* _REQUIRED WORK_
Copy out all the data, word for word.

-- Begin --

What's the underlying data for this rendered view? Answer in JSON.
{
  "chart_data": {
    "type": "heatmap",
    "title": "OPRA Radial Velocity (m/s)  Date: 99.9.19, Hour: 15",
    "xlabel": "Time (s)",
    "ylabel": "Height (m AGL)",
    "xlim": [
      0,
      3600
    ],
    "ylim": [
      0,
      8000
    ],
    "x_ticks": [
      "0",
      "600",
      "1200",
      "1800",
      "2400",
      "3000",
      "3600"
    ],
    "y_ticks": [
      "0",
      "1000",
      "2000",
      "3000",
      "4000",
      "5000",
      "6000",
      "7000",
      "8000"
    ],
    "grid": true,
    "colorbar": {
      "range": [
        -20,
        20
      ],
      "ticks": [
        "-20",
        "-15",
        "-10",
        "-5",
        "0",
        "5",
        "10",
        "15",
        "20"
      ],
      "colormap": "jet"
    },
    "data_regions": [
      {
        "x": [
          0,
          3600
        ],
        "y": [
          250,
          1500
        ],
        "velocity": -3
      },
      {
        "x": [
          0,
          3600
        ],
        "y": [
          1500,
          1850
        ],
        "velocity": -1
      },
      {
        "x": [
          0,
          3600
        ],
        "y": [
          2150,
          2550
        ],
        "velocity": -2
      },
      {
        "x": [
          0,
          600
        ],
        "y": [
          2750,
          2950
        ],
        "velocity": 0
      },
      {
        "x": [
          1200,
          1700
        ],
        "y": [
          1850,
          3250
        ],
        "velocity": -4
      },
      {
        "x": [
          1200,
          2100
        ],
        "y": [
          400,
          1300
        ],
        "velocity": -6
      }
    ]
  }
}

-- End --

* _EXERCISE RESULT_
What's the underlying data for this rendered view? Answer in JSON.
{
  "chart_data": {
    "type": "heatmap",
    "title": "OPRA Radial Velocity (m/s)  Date: 99.9.19, Hour: 15",
    "xlabel": "Time (s)",
    "ylabel": "Height (m AGL)",
    "xlim": [
      0,
      3600
    ],
    "ylim": [
      0,
      8000
    ],
    "x_ticks": [
      "0",
      "600",
      "1200",
      "1800",
      "2400",
      "3000",
      "3600"
    ],
    "y_ticks": [
      "0",
      "1000",
      "2000",
      "3000",
      "4000",
      "5000",
      "6000",
      "7000",
      "8000"
    ],
    "grid": true,
    "colorbar": {
      "range": [
        -20,
        20
      ],
      "ticks": [
        "-20",
        "-15",
        "-10",
        "-5",
        "0",
        "5",
        "10",
        "15",
        "20"
      ],
      "colormap": "jet"
    },
    "data_regions": [
      {
        "x": [
          0,
          3600
        ],
        "y": [
          250,
          1500
        ],
        "velocity": -3
      },
      {
        "x": [
          0,
          3600
        ],
        "y": [
          1500,
          1850
        ],
        "velocity": -1
      },
      {
        "x": [
          0,
          3600
        ],
        "y": [
          2150,
          2550
        ],
        "velocity": -2
      },
      {
        "x": [
          0,
          600
        ],
        "y": [
          2750,
          2950
        ],
        "velocity": 0
      },
      {
        "x": [
          1200,
          1700
        ],
        "y": [
          1850,
          3250
        ],
        "velocity": -4
      },
      {
        "x": [
          1200,
          2100
        ],
        "y": [
          400,
          1300
        ],
        "velocity": -6
      }
    ]
  }
}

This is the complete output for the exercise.